### TASK INPUT
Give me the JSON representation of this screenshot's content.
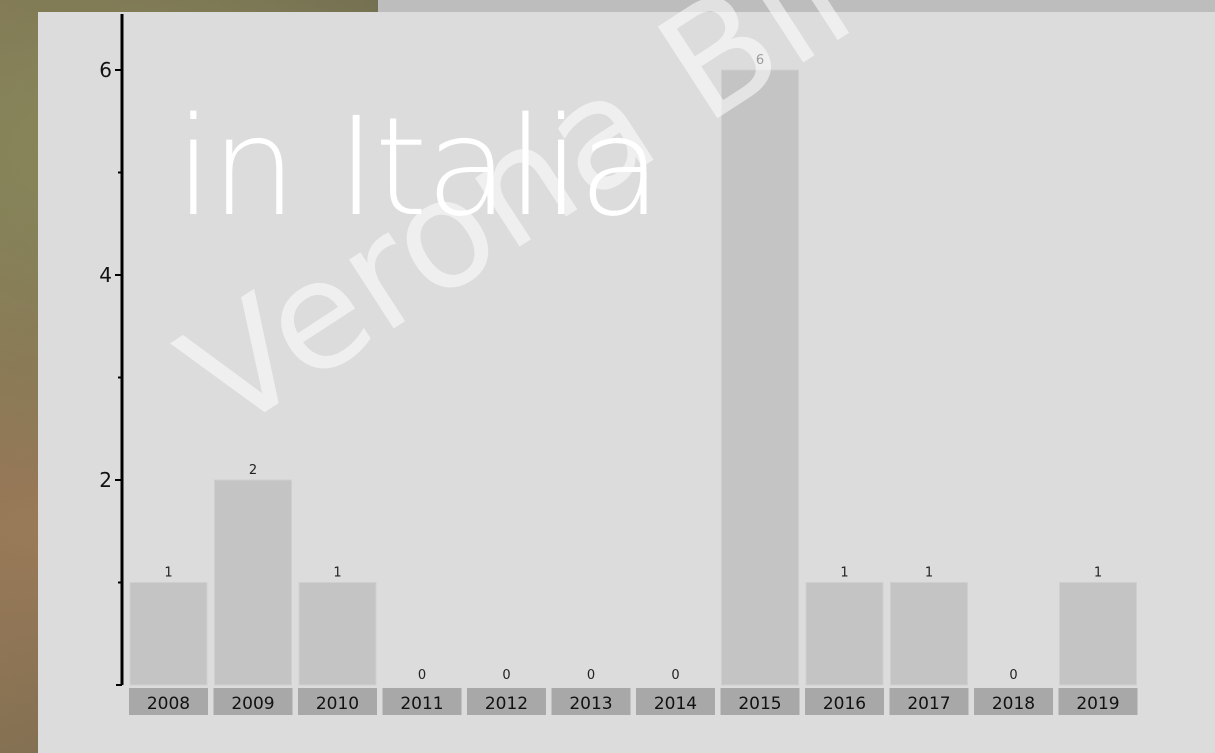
{
  "chart_data": {
    "type": "bar",
    "categories": [
      "2008",
      "2009",
      "2010",
      "2011",
      "2012",
      "2013",
      "2014",
      "2015",
      "2016",
      "2017",
      "2018",
      "2019"
    ],
    "values": [
      1,
      2,
      1,
      0,
      0,
      0,
      0,
      6,
      1,
      1,
      0,
      1
    ],
    "data_labels": [
      "1",
      "2",
      "1",
      "0",
      "0",
      "0",
      "0",
      "6",
      "1",
      "1",
      "0",
      "1"
    ],
    "y_ticks": [
      2,
      4,
      6
    ],
    "y_tick_labels": [
      "2",
      "4",
      "6"
    ],
    "ylim": [
      0,
      6.6
    ],
    "grid": false,
    "bar_color": "#c4c4c4",
    "category_label_bg": "#a8a8a8",
    "panel_color": "#dcdcdc"
  },
  "overlay": {
    "title": "in Italia",
    "watermark": "Verona Birdwa"
  }
}
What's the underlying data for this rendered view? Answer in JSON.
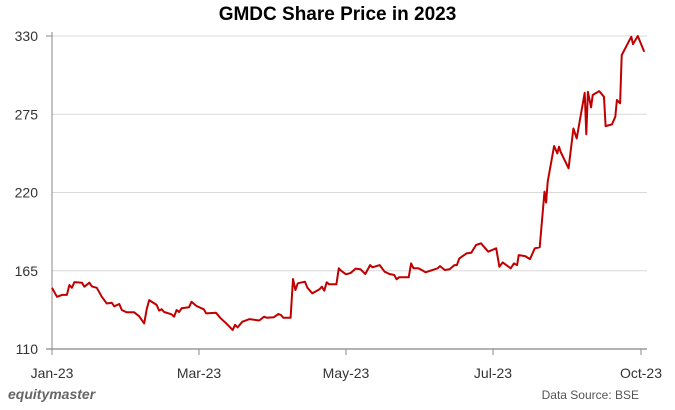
{
  "chart_data": {
    "type": "line",
    "title": "GMDC Share Price in 2023",
    "xlabel": "",
    "ylabel": "",
    "ylim": [
      110,
      330
    ],
    "yticks": [
      110,
      165,
      220,
      275,
      330
    ],
    "xticks": [
      {
        "label": "Jan-23",
        "date": "2023-01-01"
      },
      {
        "label": "Mar-23",
        "date": "2023-03-01"
      },
      {
        "label": "May-23",
        "date": "2023-05-01"
      },
      {
        "label": "Jul-23",
        "date": "2023-07-01"
      },
      {
        "label": "Oct-23",
        "date": "2023-10-01"
      }
    ],
    "grid": "horizontal",
    "line_color": "#c00000",
    "series": [
      {
        "points": [
          [
            "2023-01-01",
            153
          ],
          [
            "2023-01-03",
            146.7
          ],
          [
            "2023-01-05",
            148
          ],
          [
            "2023-01-07",
            148
          ],
          [
            "2023-01-08",
            155
          ],
          [
            "2023-01-09",
            153
          ],
          [
            "2023-01-10",
            157
          ],
          [
            "2023-01-13",
            156.6
          ],
          [
            "2023-01-14",
            153.8
          ],
          [
            "2023-01-16",
            156.6
          ],
          [
            "2023-01-17",
            154
          ],
          [
            "2023-01-19",
            153
          ],
          [
            "2023-01-21",
            146.7
          ],
          [
            "2023-01-23",
            142
          ],
          [
            "2023-01-25",
            142.5
          ],
          [
            "2023-01-26",
            140
          ],
          [
            "2023-01-28",
            141.6
          ],
          [
            "2023-01-29",
            137.4
          ],
          [
            "2023-01-31",
            135.8
          ],
          [
            "2023-02-03",
            135.8
          ],
          [
            "2023-02-05",
            133
          ],
          [
            "2023-02-07",
            128
          ],
          [
            "2023-02-08",
            138
          ],
          [
            "2023-02-09",
            144.4
          ],
          [
            "2023-02-12",
            141
          ],
          [
            "2023-02-13",
            137
          ],
          [
            "2023-02-14",
            138
          ],
          [
            "2023-02-15",
            136
          ],
          [
            "2023-02-18",
            134.4
          ],
          [
            "2023-02-19",
            132.7
          ],
          [
            "2023-02-20",
            137.4
          ],
          [
            "2023-02-21",
            136
          ],
          [
            "2023-02-22",
            138.6
          ],
          [
            "2023-02-25",
            139.3
          ],
          [
            "2023-02-26",
            143.2
          ],
          [
            "2023-02-28",
            140.2
          ],
          [
            "2023-03-03",
            137.9
          ],
          [
            "2023-03-04",
            135
          ],
          [
            "2023-03-08",
            135.5
          ],
          [
            "2023-03-10",
            131.6
          ],
          [
            "2023-03-12",
            128.5
          ],
          [
            "2023-03-15",
            123.4
          ],
          [
            "2023-03-16",
            127
          ],
          [
            "2023-03-17",
            125.2
          ],
          [
            "2023-03-19",
            129.2
          ],
          [
            "2023-03-22",
            131
          ],
          [
            "2023-03-26",
            130
          ],
          [
            "2023-03-28",
            132.7
          ],
          [
            "2023-03-29",
            132
          ],
          [
            "2023-04-01",
            132.3
          ],
          [
            "2023-04-03",
            134.6
          ],
          [
            "2023-04-04",
            133.9
          ],
          [
            "2023-04-05",
            132
          ],
          [
            "2023-04-08",
            132
          ],
          [
            "2023-04-09",
            159.2
          ],
          [
            "2023-04-10",
            151.5
          ],
          [
            "2023-04-11",
            156.2
          ],
          [
            "2023-04-14",
            157.3
          ],
          [
            "2023-04-15",
            153.1
          ],
          [
            "2023-04-17",
            149.1
          ],
          [
            "2023-04-20",
            152
          ],
          [
            "2023-04-21",
            153.8
          ],
          [
            "2023-04-22",
            151
          ],
          [
            "2023-04-23",
            156.9
          ],
          [
            "2023-04-24",
            155.5
          ],
          [
            "2023-04-27",
            155.5
          ],
          [
            "2023-04-28",
            166.7
          ],
          [
            "2023-04-29",
            165
          ],
          [
            "2023-05-01",
            162.5
          ],
          [
            "2023-05-03",
            163.5
          ],
          [
            "2023-05-05",
            166.5
          ],
          [
            "2023-05-07",
            166
          ],
          [
            "2023-05-09",
            162.7
          ],
          [
            "2023-05-11",
            169
          ],
          [
            "2023-05-12",
            167.4
          ],
          [
            "2023-05-15",
            169
          ],
          [
            "2023-05-17",
            164.3
          ],
          [
            "2023-05-19",
            162.7
          ],
          [
            "2023-05-21",
            162
          ],
          [
            "2023-05-22",
            159
          ],
          [
            "2023-05-23",
            160.4
          ],
          [
            "2023-05-27",
            160.4
          ],
          [
            "2023-05-28",
            170.2
          ],
          [
            "2023-05-29",
            166.7
          ],
          [
            "2023-05-31",
            166.7
          ],
          [
            "2023-06-02",
            165
          ],
          [
            "2023-06-03",
            163.9
          ],
          [
            "2023-06-08",
            166.7
          ],
          [
            "2023-06-09",
            168.3
          ],
          [
            "2023-06-11",
            165.5
          ],
          [
            "2023-06-13",
            166
          ],
          [
            "2023-06-15",
            169
          ],
          [
            "2023-06-16",
            169
          ],
          [
            "2023-06-17",
            173.7
          ],
          [
            "2023-06-20",
            177.2
          ],
          [
            "2023-06-22",
            177.7
          ],
          [
            "2023-06-24",
            183.1
          ],
          [
            "2023-06-26",
            184.3
          ],
          [
            "2023-06-29",
            178.4
          ],
          [
            "2023-07-03",
            180.8
          ],
          [
            "2023-07-05",
            167.8
          ],
          [
            "2023-07-07",
            170.9
          ],
          [
            "2023-07-12",
            166.7
          ],
          [
            "2023-07-14",
            170.2
          ],
          [
            "2023-07-16",
            169
          ],
          [
            "2023-07-17",
            176
          ],
          [
            "2023-07-21",
            175.3
          ],
          [
            "2023-07-24",
            173.2
          ],
          [
            "2023-07-27",
            180.8
          ],
          [
            "2023-07-30",
            181.5
          ],
          [
            "2023-08-02",
            220.6
          ],
          [
            "2023-08-03",
            212.9
          ],
          [
            "2023-08-04",
            227.6
          ],
          [
            "2023-08-08",
            252.7
          ],
          [
            "2023-08-10",
            247.5
          ],
          [
            "2023-08-11",
            252.2
          ],
          [
            "2023-08-12",
            248.6
          ],
          [
            "2023-08-17",
            237
          ],
          [
            "2023-08-20",
            265
          ],
          [
            "2023-08-22",
            258
          ],
          [
            "2023-08-27",
            290.1
          ],
          [
            "2023-08-28",
            261
          ],
          [
            "2023-08-29",
            290.8
          ],
          [
            "2023-08-31",
            279.8
          ],
          [
            "2023-09-01",
            288.5
          ],
          [
            "2023-09-05",
            291.3
          ],
          [
            "2023-09-08",
            287.3
          ],
          [
            "2023-09-09",
            266.7
          ],
          [
            "2023-09-13",
            267.9
          ],
          [
            "2023-09-15",
            273.3
          ],
          [
            "2023-09-16",
            285
          ],
          [
            "2023-09-18",
            282.7
          ],
          [
            "2023-09-19",
            316.6
          ],
          [
            "2023-09-25",
            329.5
          ],
          [
            "2023-09-26",
            324.3
          ],
          [
            "2023-09-29",
            330
          ],
          [
            "2023-10-03",
            319
          ]
        ]
      }
    ]
  },
  "footer": {
    "logo": "equitymaster",
    "source": "Data Source: BSE"
  }
}
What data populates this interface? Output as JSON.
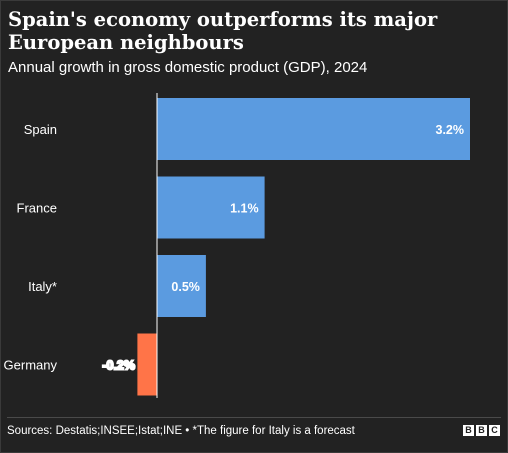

### EXERCISE REQUIREMENTS
Look over the listing. Pull out every line with the string "What" in it.

### RESULT OF THIS TASK
What's the underlying data for this rendered view? Answer in JSON.
What data populates this interface? Output as JSON.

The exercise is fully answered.